[BEGIN]

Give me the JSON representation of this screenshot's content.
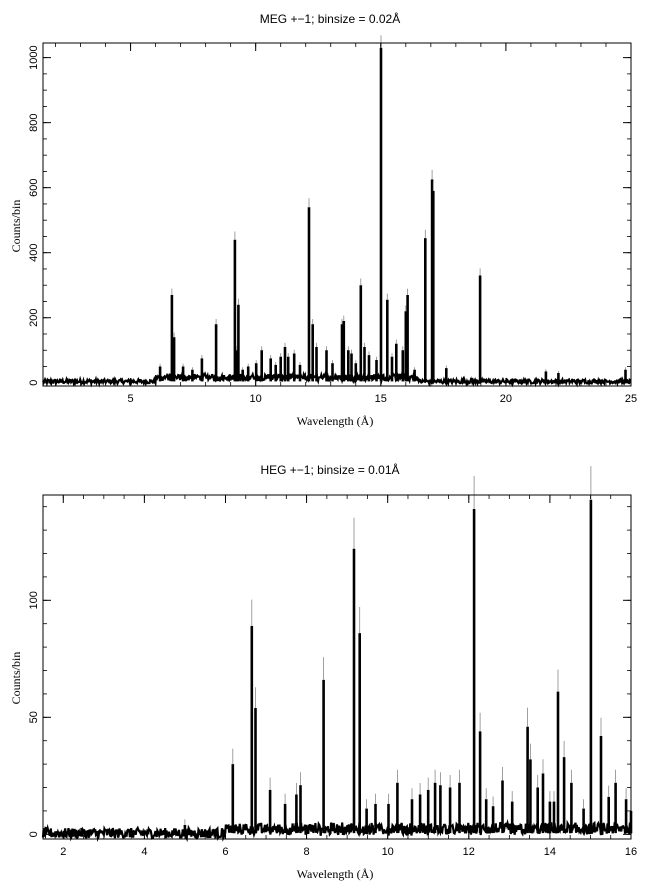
{
  "chart_data": [
    {
      "type": "line",
      "title": "MEG +−1; binsize = 0.02Å",
      "xlabel": "Wavelength (Å)",
      "ylabel": "Counts/bin",
      "xlim": [
        1.5,
        25
      ],
      "ylim": [
        -10,
        1045
      ],
      "xticks": [
        5,
        10,
        15,
        20,
        25
      ],
      "xtick_labels": [
        "5",
        "10",
        "15",
        "20",
        "25"
      ],
      "yticks": [
        0,
        200,
        400,
        600,
        800,
        1000
      ],
      "ytick_labels": [
        "0",
        "200",
        "400",
        "600",
        "800",
        "1000"
      ],
      "x_minor_step": 1,
      "y_minor_step": 50,
      "grid": false,
      "baseline": 4,
      "series_color": "#000000",
      "peaks": [
        {
          "x": 6.18,
          "y": 50
        },
        {
          "x": 6.65,
          "y": 270
        },
        {
          "x": 6.74,
          "y": 140
        },
        {
          "x": 7.1,
          "y": 50
        },
        {
          "x": 7.47,
          "y": 40
        },
        {
          "x": 7.85,
          "y": 75
        },
        {
          "x": 8.42,
          "y": 180
        },
        {
          "x": 9.17,
          "y": 440
        },
        {
          "x": 9.23,
          "y": 100
        },
        {
          "x": 9.31,
          "y": 240
        },
        {
          "x": 9.48,
          "y": 40
        },
        {
          "x": 9.7,
          "y": 50
        },
        {
          "x": 10.02,
          "y": 60
        },
        {
          "x": 10.24,
          "y": 100
        },
        {
          "x": 10.6,
          "y": 75
        },
        {
          "x": 10.8,
          "y": 55
        },
        {
          "x": 11.0,
          "y": 80
        },
        {
          "x": 11.17,
          "y": 110
        },
        {
          "x": 11.3,
          "y": 80
        },
        {
          "x": 11.54,
          "y": 90
        },
        {
          "x": 11.77,
          "y": 55
        },
        {
          "x": 12.13,
          "y": 540
        },
        {
          "x": 12.28,
          "y": 180
        },
        {
          "x": 12.43,
          "y": 110
        },
        {
          "x": 12.83,
          "y": 100
        },
        {
          "x": 13.07,
          "y": 60
        },
        {
          "x": 13.45,
          "y": 180
        },
        {
          "x": 13.52,
          "y": 190
        },
        {
          "x": 13.7,
          "y": 100
        },
        {
          "x": 13.83,
          "y": 90
        },
        {
          "x": 14.0,
          "y": 60
        },
        {
          "x": 14.2,
          "y": 300
        },
        {
          "x": 14.35,
          "y": 110
        },
        {
          "x": 14.53,
          "y": 85
        },
        {
          "x": 14.83,
          "y": 70
        },
        {
          "x": 15.01,
          "y": 1030
        },
        {
          "x": 15.26,
          "y": 255
        },
        {
          "x": 15.45,
          "y": 80
        },
        {
          "x": 15.62,
          "y": 120
        },
        {
          "x": 15.88,
          "y": 100
        },
        {
          "x": 16.0,
          "y": 220
        },
        {
          "x": 16.07,
          "y": 270
        },
        {
          "x": 16.35,
          "y": 40
        },
        {
          "x": 16.78,
          "y": 445
        },
        {
          "x": 17.05,
          "y": 625
        },
        {
          "x": 17.1,
          "y": 590
        },
        {
          "x": 17.62,
          "y": 45
        },
        {
          "x": 18.63,
          "y": 15
        },
        {
          "x": 18.97,
          "y": 330
        },
        {
          "x": 21.6,
          "y": 35
        },
        {
          "x": 22.1,
          "y": 30
        },
        {
          "x": 24.78,
          "y": 40
        }
      ]
    },
    {
      "type": "line",
      "title": "HEG +−1; binsize = 0.01Å",
      "xlabel": "Wavelength (Å)",
      "ylabel": "Counts/bin",
      "xlim": [
        1.5,
        16
      ],
      "ylim": [
        -2,
        145
      ],
      "xticks": [
        2,
        4,
        6,
        8,
        10,
        12,
        14,
        16
      ],
      "xtick_labels": [
        "2",
        "4",
        "6",
        "8",
        "10",
        "12",
        "14",
        "16"
      ],
      "yticks": [
        0,
        50,
        100
      ],
      "ytick_labels": [
        "0",
        "50",
        "100"
      ],
      "x_minor_step": 0.5,
      "y_minor_step": 10,
      "grid": false,
      "baseline": 0.5,
      "series_color": "#000000",
      "peaks": [
        {
          "x": 5.0,
          "y": 4
        },
        {
          "x": 6.18,
          "y": 30
        },
        {
          "x": 6.65,
          "y": 89
        },
        {
          "x": 6.74,
          "y": 54
        },
        {
          "x": 7.1,
          "y": 19
        },
        {
          "x": 7.47,
          "y": 13
        },
        {
          "x": 7.75,
          "y": 17
        },
        {
          "x": 7.85,
          "y": 21
        },
        {
          "x": 8.42,
          "y": 66
        },
        {
          "x": 9.17,
          "y": 122
        },
        {
          "x": 9.31,
          "y": 86
        },
        {
          "x": 9.48,
          "y": 11
        },
        {
          "x": 9.7,
          "y": 13
        },
        {
          "x": 10.02,
          "y": 13
        },
        {
          "x": 10.24,
          "y": 22
        },
        {
          "x": 10.6,
          "y": 15
        },
        {
          "x": 10.8,
          "y": 17
        },
        {
          "x": 11.0,
          "y": 19
        },
        {
          "x": 11.17,
          "y": 22
        },
        {
          "x": 11.3,
          "y": 21
        },
        {
          "x": 11.54,
          "y": 20
        },
        {
          "x": 11.77,
          "y": 22
        },
        {
          "x": 12.13,
          "y": 139
        },
        {
          "x": 12.28,
          "y": 44
        },
        {
          "x": 12.43,
          "y": 15
        },
        {
          "x": 12.6,
          "y": 12
        },
        {
          "x": 12.83,
          "y": 23
        },
        {
          "x": 13.07,
          "y": 14
        },
        {
          "x": 13.45,
          "y": 46
        },
        {
          "x": 13.52,
          "y": 32
        },
        {
          "x": 13.7,
          "y": 20
        },
        {
          "x": 13.83,
          "y": 26
        },
        {
          "x": 14.0,
          "y": 14
        },
        {
          "x": 14.1,
          "y": 14
        },
        {
          "x": 14.2,
          "y": 61
        },
        {
          "x": 14.35,
          "y": 33
        },
        {
          "x": 14.53,
          "y": 22
        },
        {
          "x": 14.83,
          "y": 11
        },
        {
          "x": 15.01,
          "y": 143
        },
        {
          "x": 15.26,
          "y": 42
        },
        {
          "x": 15.45,
          "y": 16
        },
        {
          "x": 15.62,
          "y": 22
        },
        {
          "x": 15.88,
          "y": 15
        },
        {
          "x": 16.0,
          "y": 10
        }
      ]
    }
  ]
}
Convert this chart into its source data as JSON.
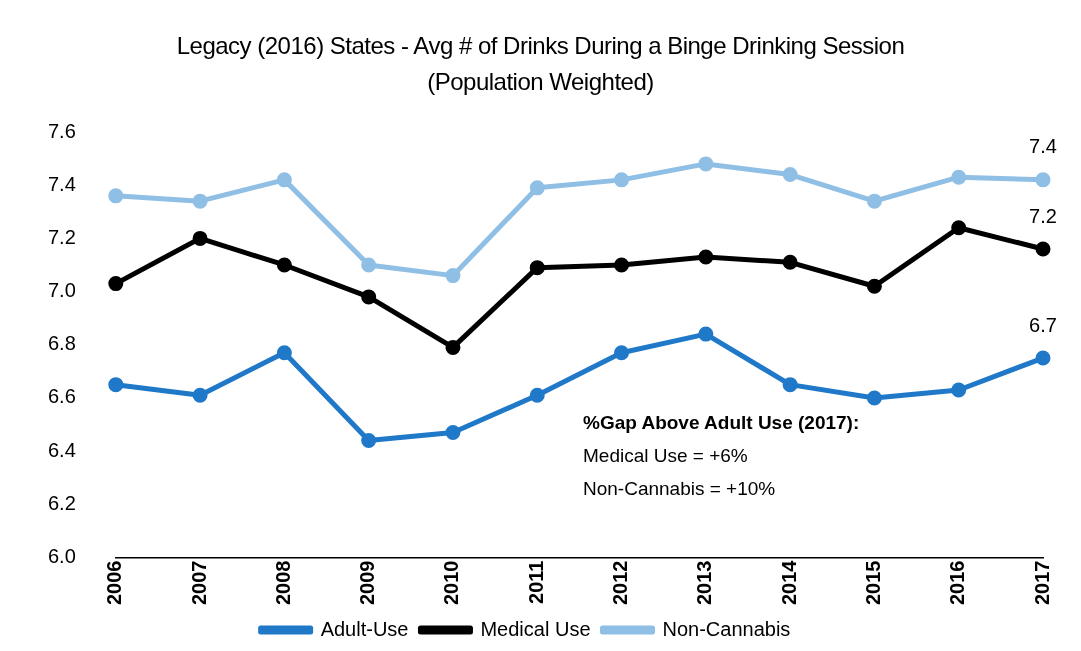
{
  "chart_data": {
    "type": "line",
    "title": "Legacy (2016) States - Avg # of Drinks During a Binge Drinking Session (Population Weighted)",
    "categories": [
      "2006",
      "2007",
      "2008",
      "2009",
      "2010",
      "2011",
      "2012",
      "2013",
      "2014",
      "2015",
      "2016",
      "2017"
    ],
    "series": [
      {
        "name": "Adult-Use",
        "color": "#1f78c8",
        "values": [
          6.65,
          6.61,
          6.77,
          6.44,
          6.47,
          6.61,
          6.77,
          6.84,
          6.65,
          6.6,
          6.63,
          6.75
        ],
        "value_labels": [
          null,
          null,
          null,
          null,
          null,
          null,
          null,
          null,
          null,
          null,
          null,
          "6.7"
        ]
      },
      {
        "name": "Medical Use",
        "color": "#000000",
        "values": [
          7.03,
          7.2,
          7.1,
          6.98,
          6.79,
          7.09,
          7.1,
          7.13,
          7.11,
          7.02,
          7.24,
          7.16
        ],
        "value_labels": [
          null,
          null,
          null,
          null,
          null,
          null,
          null,
          null,
          null,
          null,
          null,
          "7.2"
        ]
      },
      {
        "name": "Non-Cannabis",
        "color": "#8fbfe5",
        "values": [
          7.36,
          7.34,
          7.42,
          7.1,
          7.06,
          7.39,
          7.42,
          7.48,
          7.44,
          7.34,
          7.43,
          7.42
        ],
        "value_labels": [
          null,
          null,
          null,
          null,
          null,
          null,
          null,
          null,
          null,
          null,
          null,
          "7.4"
        ]
      }
    ],
    "ylim": [
      6.0,
      7.6
    ],
    "yticks": [
      {
        "value": 6.0,
        "label": "6.0"
      },
      {
        "value": 6.2,
        "label": "6.2"
      },
      {
        "value": 6.4,
        "label": "6.4"
      },
      {
        "value": 6.6,
        "label": "6.6"
      },
      {
        "value": 6.8,
        "label": "6.8"
      },
      {
        "value": 7.0,
        "label": "7.0"
      },
      {
        "value": 7.2,
        "label": "7.2"
      },
      {
        "value": 7.4,
        "label": "7.4"
      },
      {
        "value": 7.6,
        "label": "7.6"
      }
    ],
    "grid": false,
    "legend": "bottom",
    "marker": "circle",
    "line_style": "solid",
    "annotations": [
      "%Gap Above Adult Use (2017):",
      "Medical Use = +6%",
      "Non-Cannabis = +10%"
    ]
  }
}
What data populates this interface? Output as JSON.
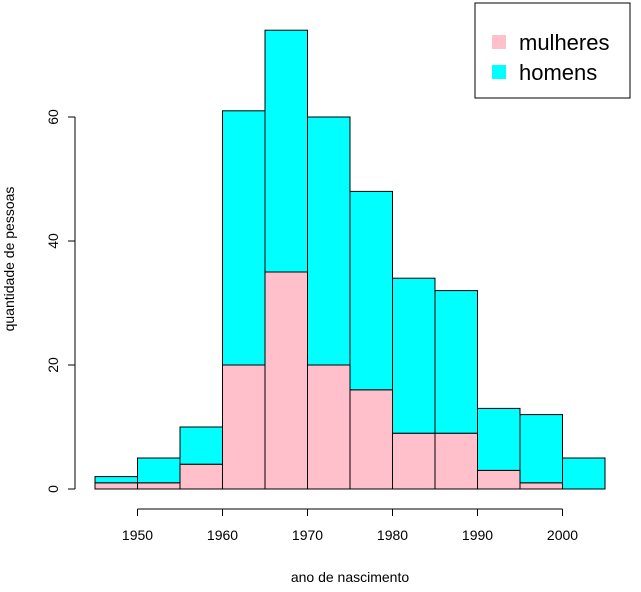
{
  "chart_data": {
    "type": "bar",
    "stacked": true,
    "bin_width": 5,
    "x_bins": [
      1945,
      1950,
      1955,
      1960,
      1965,
      1970,
      1975,
      1980,
      1985,
      1990,
      1995,
      2000
    ],
    "series": [
      {
        "name": "mulheres",
        "color": "#ffc0cb",
        "values": [
          1,
          1,
          4,
          20,
          35,
          20,
          16,
          9,
          9,
          3,
          1,
          0
        ]
      },
      {
        "name": "homens",
        "color": "#00ffff",
        "values": [
          1,
          4,
          6,
          41,
          39,
          40,
          32,
          25,
          23,
          10,
          11,
          5
        ]
      }
    ],
    "totals": [
      2,
      5,
      10,
      61,
      74,
      60,
      48,
      34,
      32,
      13,
      12,
      5
    ],
    "xlabel": "ano de nascimento",
    "ylabel": "quantidade de pessoas",
    "xticks": [
      1950,
      1960,
      1970,
      1980,
      1990,
      2000
    ],
    "yticks": [
      0,
      20,
      40,
      60
    ],
    "xlim": [
      1945,
      2005
    ],
    "ylim": [
      0,
      74
    ],
    "grid": false,
    "legend_position": "top-right"
  }
}
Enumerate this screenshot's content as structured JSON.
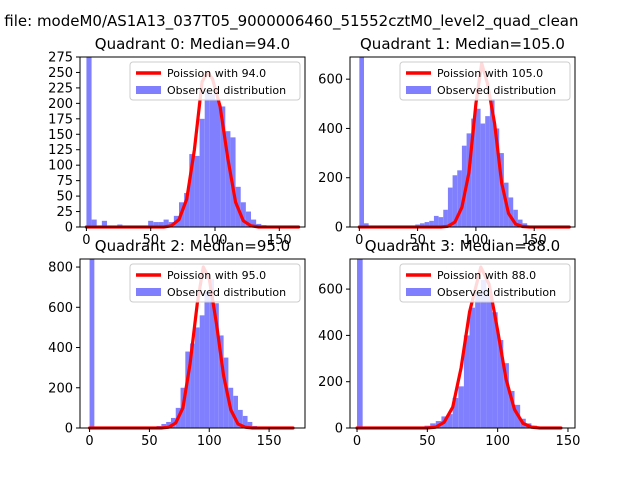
{
  "figure": {
    "suptitle": "n file: modeM0/AS1A13_037T05_9000006460_51552cztM0_level2_quad_clean"
  },
  "colors": {
    "observed": "#8080ff",
    "poisson": "#ff0000"
  },
  "legend_labels": {
    "observed": "Observed distribution"
  },
  "chart_data": [
    {
      "type": "bar",
      "title": "Quadrant 0: Median=94.0",
      "median": 94.0,
      "legend": [
        "Poission with 94.0",
        "Observed distribution"
      ],
      "legend_position": "top-right",
      "xlim": [
        -5,
        170
      ],
      "ylim": [
        0,
        275
      ],
      "xticks": [
        0,
        50,
        100,
        150
      ],
      "yticks": [
        0,
        25,
        50,
        75,
        100,
        125,
        150,
        175,
        200,
        225,
        250,
        275
      ],
      "bin_width": 4,
      "bins_x": [
        0,
        4,
        12,
        24,
        48,
        52,
        56,
        60,
        64,
        68,
        72,
        76,
        80,
        84,
        88,
        92,
        96,
        100,
        104,
        108,
        112,
        116,
        120,
        124,
        128,
        132,
        136
      ],
      "bins_y": [
        275,
        12,
        10,
        4,
        10,
        8,
        8,
        12,
        8,
        18,
        40,
        55,
        118,
        115,
        175,
        220,
        215,
        205,
        195,
        155,
        145,
        65,
        40,
        25,
        12,
        5,
        3
      ],
      "poisson_x": [
        60,
        66,
        72,
        78,
        84,
        90,
        94,
        98,
        104,
        110,
        116,
        122,
        128,
        134
      ],
      "poisson_y": [
        0,
        2,
        12,
        45,
        125,
        235,
        250,
        240,
        195,
        110,
        40,
        10,
        2,
        0
      ],
      "line_x_range": [
        0,
        165
      ]
    },
    {
      "type": "bar",
      "title": "Quadrant 1: Median=105.0",
      "median": 105.0,
      "legend": [
        "Poission with 105.0",
        "Observed distribution"
      ],
      "legend_position": "top-right",
      "xlim": [
        -8,
        185
      ],
      "ylim": [
        0,
        690
      ],
      "xticks": [
        0,
        50,
        100,
        150
      ],
      "yticks": [
        0,
        200,
        400,
        600
      ],
      "bin_width": 4,
      "bins_x": [
        0,
        4,
        44,
        48,
        52,
        56,
        60,
        64,
        68,
        72,
        76,
        80,
        84,
        88,
        92,
        96,
        100,
        104,
        108,
        112,
        116,
        120,
        124,
        128,
        132,
        136,
        140,
        144
      ],
      "bins_y": [
        690,
        15,
        5,
        10,
        15,
        20,
        25,
        45,
        40,
        70,
        160,
        210,
        230,
        330,
        380,
        440,
        480,
        420,
        450,
        520,
        400,
        300,
        180,
        120,
        70,
        30,
        15,
        5
      ],
      "poisson_x": [
        70,
        76,
        82,
        88,
        94,
        100,
        105,
        110,
        116,
        122,
        128,
        134,
        140,
        146
      ],
      "poisson_y": [
        0,
        3,
        20,
        80,
        220,
        500,
        665,
        580,
        420,
        180,
        55,
        12,
        2,
        0
      ],
      "line_x_range": [
        0,
        180
      ]
    },
    {
      "type": "bar",
      "title": "Quadrant 2: Median=95.0",
      "median": 95.0,
      "legend": [
        "Poission with 95.0",
        "Observed distribution"
      ],
      "legend_position": "top-right",
      "xlim": [
        -8,
        180
      ],
      "ylim": [
        0,
        840
      ],
      "xticks": [
        0,
        50,
        100,
        150
      ],
      "yticks": [
        0,
        200,
        400,
        600,
        800
      ],
      "bin_width": 4,
      "bins_x": [
        0,
        56,
        60,
        64,
        68,
        72,
        76,
        80,
        84,
        88,
        92,
        96,
        100,
        104,
        108,
        112,
        116,
        120,
        124,
        128,
        132,
        136
      ],
      "bins_y": [
        840,
        10,
        20,
        30,
        50,
        100,
        200,
        380,
        420,
        500,
        560,
        680,
        740,
        620,
        460,
        350,
        200,
        160,
        90,
        60,
        30,
        10
      ],
      "poisson_x": [
        60,
        66,
        72,
        78,
        84,
        90,
        95,
        100,
        106,
        112,
        118,
        124,
        130,
        136
      ],
      "poisson_y": [
        0,
        4,
        25,
        100,
        320,
        620,
        800,
        740,
        520,
        260,
        90,
        20,
        4,
        0
      ],
      "line_x_range": [
        0,
        170
      ]
    },
    {
      "type": "bar",
      "title": "Quadrant 3: Median=88.0",
      "median": 88.0,
      "legend": [
        "Poission with 88.0",
        "Observed distribution"
      ],
      "legend_position": "top-right",
      "xlim": [
        -5,
        155
      ],
      "ylim": [
        0,
        730
      ],
      "xticks": [
        0,
        50,
        100,
        150
      ],
      "yticks": [
        0,
        200,
        400,
        600
      ],
      "bin_width": 4,
      "bins_x": [
        0,
        48,
        52,
        56,
        60,
        64,
        68,
        72,
        76,
        80,
        84,
        88,
        92,
        96,
        100,
        104,
        108,
        112,
        116,
        120,
        124
      ],
      "bins_y": [
        730,
        10,
        20,
        30,
        50,
        60,
        130,
        180,
        400,
        520,
        580,
        640,
        600,
        500,
        380,
        280,
        160,
        100,
        40,
        20,
        10
      ],
      "poisson_x": [
        50,
        56,
        62,
        68,
        74,
        80,
        88,
        94,
        100,
        106,
        112,
        118,
        124,
        130
      ],
      "poisson_y": [
        0,
        4,
        25,
        90,
        260,
        500,
        695,
        620,
        420,
        210,
        80,
        20,
        4,
        0
      ],
      "line_x_range": [
        0,
        145
      ]
    }
  ]
}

[END]

• **REQUIREMENT**: Using the records given above, list every line that includes the word "binsize".

• **TASK RESPONSE**:
      "title": "MEG +−1; binsize = 0.02Å",
      "title": "HEG +−1; binsize = 0.01Å",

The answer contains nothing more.